| Task directions |
Your answer should be one number: how many lines of the records hold the string "Narrative".

Stored data
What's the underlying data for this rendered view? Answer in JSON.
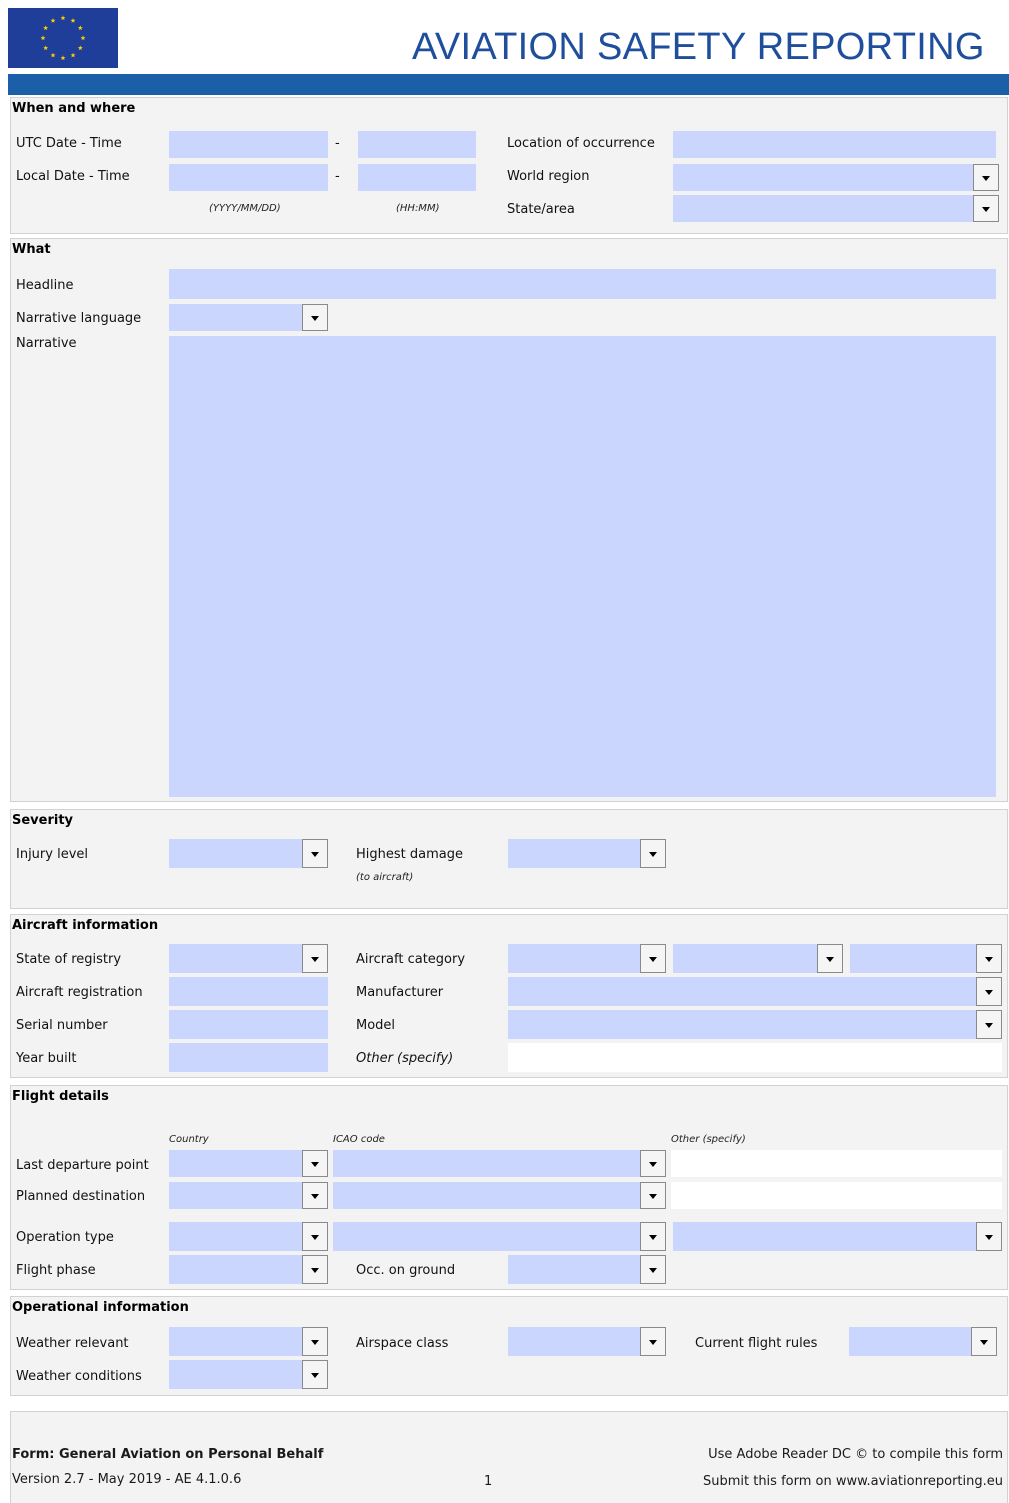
{
  "header": {
    "title": "AVIATION SAFETY REPORTING",
    "flag_color": "#1f3e9a",
    "star_color": "#ffcc00",
    "band_color": "#1b5fa8"
  },
  "when_where": {
    "title": "When and where",
    "utc_label": "UTC Date - Time",
    "local_label": "Local Date - Time",
    "dash": "-",
    "date_hint": "(YYYY/MM/DD)",
    "time_hint": "(HH:MM)",
    "location_label": "Location of occurrence",
    "region_label": "World region",
    "state_label": "State/area"
  },
  "what": {
    "title": "What",
    "headline_label": "Headline",
    "language_label": "Narrative language",
    "narrative_label": "Narrative"
  },
  "severity": {
    "title": "Severity",
    "injury_label": "Injury level",
    "damage_label": "Highest damage",
    "damage_hint": "(to aircraft)"
  },
  "aircraft": {
    "title": "Aircraft information",
    "registry_label": "State of registry",
    "registration_label": "Aircraft registration",
    "serial_label": "Serial number",
    "year_label": "Year built",
    "category_label": "Aircraft category",
    "manufacturer_label": "Manufacturer",
    "model_label": "Model",
    "other_label": "Other (specify)"
  },
  "flight": {
    "title": "Flight details",
    "country_hint": "Country",
    "icao_hint": "ICAO code",
    "other_hint": "Other (specify)",
    "departure_label": "Last departure point",
    "destination_label": "Planned destination",
    "operation_label": "Operation type",
    "phase_label": "Flight phase",
    "ground_label": "Occ. on ground"
  },
  "operational": {
    "title": "Operational information",
    "weather_relevant_label": "Weather relevant",
    "weather_conditions_label": "Weather conditions",
    "airspace_label": "Airspace class",
    "flight_rules_label": "Current flight rules"
  },
  "footer": {
    "form_name": "Form: General Aviation on Personal Behalf",
    "version": "Version 2.7 - May 2019 - AE 4.1.0.6",
    "page": "1",
    "reader_note": "Use Adobe Reader DC © to compile this form",
    "submit_note": "Submit this form on www.aviationreporting.eu"
  },
  "colors": {
    "field_fill": "#cbd6ff",
    "section_bg": "#f3f3f3"
  }
}
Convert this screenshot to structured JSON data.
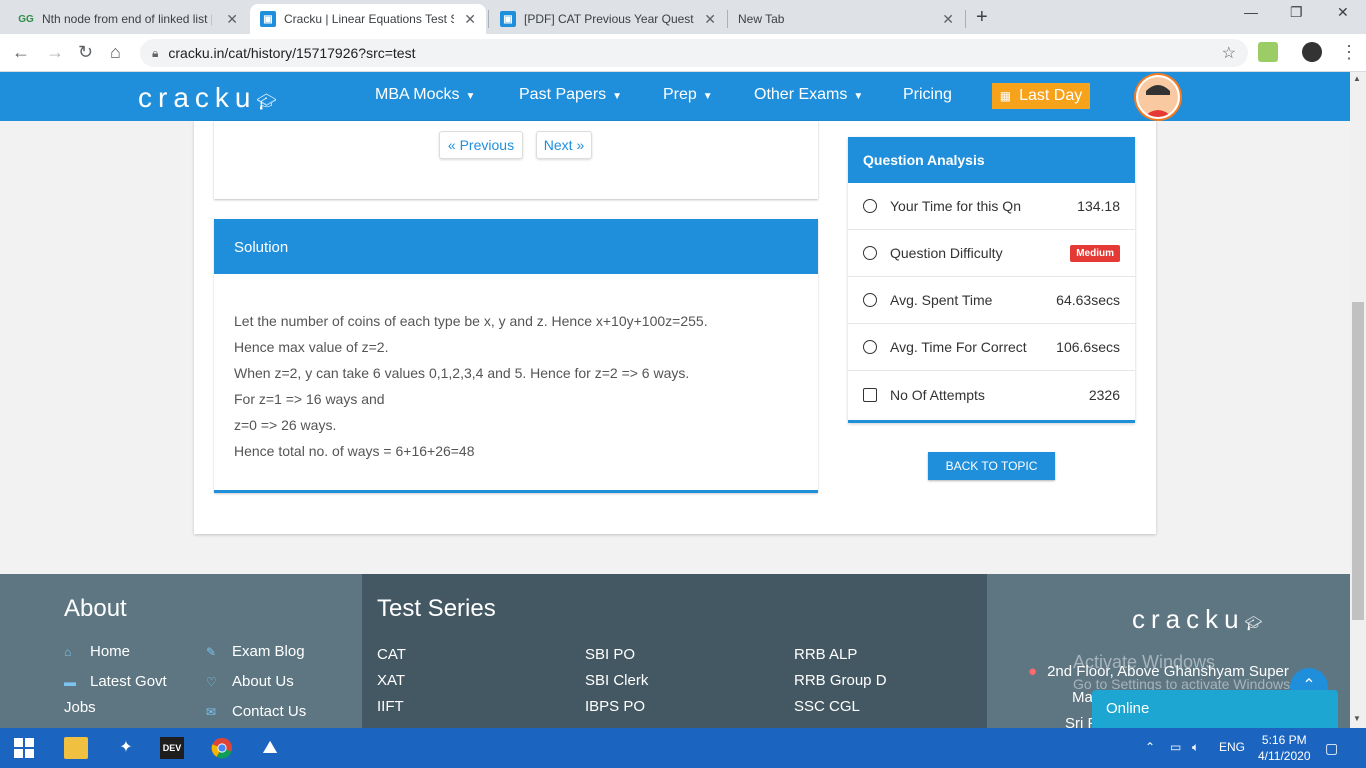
{
  "browser": {
    "tabs": [
      {
        "title": "Nth node from end of linked list |",
        "favicon": "GG"
      },
      {
        "title": "Cracku | Linear Equations Test So",
        "favicon": "cracku"
      },
      {
        "title": "[PDF] CAT Previous Year Questior",
        "favicon": "cracku"
      },
      {
        "title": "New Tab",
        "favicon": ""
      }
    ],
    "url": "cracku.in/cat/history/15717926?src=test"
  },
  "site": {
    "logo": "cracku",
    "nav": [
      "MBA Mocks",
      "Past Papers",
      "Prep",
      "Other Exams",
      "Pricing"
    ],
    "last_day": "Last Day"
  },
  "pager": {
    "previous": "« Previous",
    "next": "Next »"
  },
  "solution": {
    "heading": "Solution",
    "lines": [
      "Let the number of coins of each type be x, y and z. Hence x+10y+100z=255.",
      "Hence max value of z=2.",
      "When z=2, y can take 6 values 0,1,2,3,4 and 5. Hence for z=2 => 6 ways.",
      "For z=1 => 16 ways and",
      "z=0 => 26 ways.",
      "Hence total no. of ways = 6+16+26=48"
    ]
  },
  "analysis": {
    "heading": "Question Analysis",
    "rows": [
      {
        "label": "Your Time for this Qn",
        "value": "134.18",
        "icon": "stopwatch-icon"
      },
      {
        "label": "Question Difficulty",
        "value": "Medium",
        "icon": "question-circle-icon"
      },
      {
        "label": "Avg. Spent Time",
        "value": "64.63secs",
        "icon": "clock-icon"
      },
      {
        "label": "Avg. Time For Correct",
        "value": "106.6secs",
        "icon": "alarm-clock-icon"
      },
      {
        "label": "No Of Attempts",
        "value": "2326",
        "icon": "edit-icon"
      }
    ],
    "back_button": "BACK TO TOPIC"
  },
  "footer": {
    "about_heading": "About",
    "about_links": [
      "Home",
      "Exam Blog",
      "Latest Govt",
      "About Us",
      "Jobs",
      "Contact Us"
    ],
    "test_series_heading": "Test Series",
    "test_series": [
      "CAT",
      "SBI PO",
      "RRB ALP",
      "XAT",
      "SBI Clerk",
      "RRB Group D",
      "IIFT",
      "IBPS PO",
      "SSC CGL"
    ],
    "logo": "cracku",
    "address": "2nd Floor, Above Ghanshyam Super",
    "address_line2": "Ma",
    "address_line3": "Sri F",
    "watermark_title": "Activate Windows",
    "watermark_sub": "Go to Settings to activate Windows.",
    "online": "Online"
  },
  "taskbar": {
    "lang": "ENG",
    "time": "5:16 PM",
    "date": "4/11/2020"
  },
  "colors": {
    "accent": "#1f8fdc",
    "orange": "#f7a21b",
    "footer": "#5d7682",
    "footer_dark": "#445863"
  }
}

| Answer to the problem |
2